Pancasila, Phronesis Berbangsa
Rakyat perlu terlibat dalam memaknai dan menghidupi Pancasila yang adalah falsafah, ideologi, dan dasar negara Indonesia.
Andreas Doweng Bolo
Ketua Pusat Studi Pancasila (PSP) Universitas Katolik Parahyangan, bisa dihubungi via email [email protected]
3 Juni 2021
BandungBergerak.id - Menjelang bulan Juni tensi pembicaraan dan jumlah unggahan media sosial seputar Pancasila meninggi. Suasana ini tentu sangat berbeda dibandingkan era Suharto (Orde Baru) yang pada tahun 1970 melalui Komando Pemulihan Keamanan dan ketertiban (Kopkamtib) melarang peringatan 1 Juni sebagai Hari Lahir Pancasila.
Baru delapan tahun kemudian orde Suharto melunak. Pada pertengahan Mei 1978, melalui Menteri Politik dan Keamanan Jendral M. Pangabean, pemerintah memperbolehkan 1 Juni diperingati sebagai Hari Lahir Pancasila, walau ada catatan khusus sebagaimana dikatakan oleh Ali Murtopo, Menteri Penerangan kala itu: Hari Lahir Pancasila bukanlah hari nasional dan bila itu dirayakan pun bukan berasal dari pemerintah atau negara.
Geliat peringatan 1 Juni sebagai Hari Lahir Pancasila kembali bergulir sejak tumbangnya rezim orde baru. Pada era Presiden Joko Widodo, melalui Keputusan Presiden Nomor 24 Tahun 2016, 1 Juni ditetapkan sebagai Hari Lahir Pancasila. Keputusan yang disampaikan Jokowi di Gedung Merdeka Bandung pada 1 Juni 2016 ini tak hanya memantapkan Pancasila sebagai warisan luhur masa lalu (gabe) tetapi sekaligus menjadi tugas (aufgabe) menata bangsa menuju masa depan. Dalam dua dinamika itulah tulisan kecil ini mencoba merefleksikan Pancasila.

* **TUGAS YANG DIBERIKAN 1**:
Jawablah pertanyaan berikut berdasarkan teks sumber.
(a) Pada tahun berapa Kopkamtib melarang peringatan 1 Juni sebagai Hari Lahir Pancasila?
(b) Siapa yang menjabat Menteri Penerangan menurut teks sumber?
(c) Melalui keputusan apa 1 Juni ditetapkan sebagai Hari Lahir Pancasila pada era Presiden Joko Widodo?
* **TUGAS YANG DIBERIKAN 2**:
Salin ulang bagian teks sumber yang diawali "Pancasila, Phronesis Berbangsa" dan berlanjut hingga "dasar negara Indonesia.", lalu ganti setiap "Pancasila" dengan "Pantjasila".

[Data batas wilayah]
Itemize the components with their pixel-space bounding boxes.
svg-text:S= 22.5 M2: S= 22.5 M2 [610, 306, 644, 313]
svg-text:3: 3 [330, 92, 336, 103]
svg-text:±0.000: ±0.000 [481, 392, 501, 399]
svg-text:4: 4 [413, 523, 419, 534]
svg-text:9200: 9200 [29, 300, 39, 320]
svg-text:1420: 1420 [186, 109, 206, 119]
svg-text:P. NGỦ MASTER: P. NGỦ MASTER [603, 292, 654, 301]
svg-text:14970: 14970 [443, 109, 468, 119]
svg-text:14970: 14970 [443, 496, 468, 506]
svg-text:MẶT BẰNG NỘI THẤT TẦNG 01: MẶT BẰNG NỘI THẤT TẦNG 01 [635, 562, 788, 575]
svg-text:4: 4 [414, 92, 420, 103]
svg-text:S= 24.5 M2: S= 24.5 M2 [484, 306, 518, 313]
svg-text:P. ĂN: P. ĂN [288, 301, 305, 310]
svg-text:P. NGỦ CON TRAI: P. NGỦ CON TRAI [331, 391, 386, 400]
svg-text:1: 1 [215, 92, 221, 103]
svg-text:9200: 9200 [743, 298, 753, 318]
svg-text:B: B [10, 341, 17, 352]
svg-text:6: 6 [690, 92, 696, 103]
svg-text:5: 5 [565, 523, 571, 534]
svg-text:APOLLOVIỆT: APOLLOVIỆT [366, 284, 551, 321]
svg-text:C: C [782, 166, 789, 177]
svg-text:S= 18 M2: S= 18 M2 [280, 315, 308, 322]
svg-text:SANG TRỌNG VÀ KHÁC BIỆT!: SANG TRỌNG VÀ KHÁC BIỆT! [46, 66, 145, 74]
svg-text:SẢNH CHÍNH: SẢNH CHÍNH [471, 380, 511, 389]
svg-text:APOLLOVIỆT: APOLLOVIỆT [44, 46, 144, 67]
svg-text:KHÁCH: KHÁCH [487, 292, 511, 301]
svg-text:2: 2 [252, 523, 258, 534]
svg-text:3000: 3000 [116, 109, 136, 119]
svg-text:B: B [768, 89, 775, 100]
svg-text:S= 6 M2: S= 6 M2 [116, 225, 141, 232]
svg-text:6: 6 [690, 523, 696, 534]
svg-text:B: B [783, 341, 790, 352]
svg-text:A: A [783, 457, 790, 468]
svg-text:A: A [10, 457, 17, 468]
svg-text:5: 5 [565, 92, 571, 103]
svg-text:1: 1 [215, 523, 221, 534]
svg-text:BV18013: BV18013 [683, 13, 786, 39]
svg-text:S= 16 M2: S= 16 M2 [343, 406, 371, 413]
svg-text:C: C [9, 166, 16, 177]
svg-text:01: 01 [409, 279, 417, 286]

* **KELUARAN LENGKAP 1**:
(a) Tahun 1970.
(b) Ali Murtopo.
(c) Keputusan Presiden Nomor 24 Tahun 2016.

* **KELUARAN LENGKAP 2**:
Pantjasila, Phronesis Berbangsa
Rakyat perlu terlibat dalam memaknai dan menghidupi Pantjasila yang adalah falsafah, ideologi, dan dasar negara Indonesia.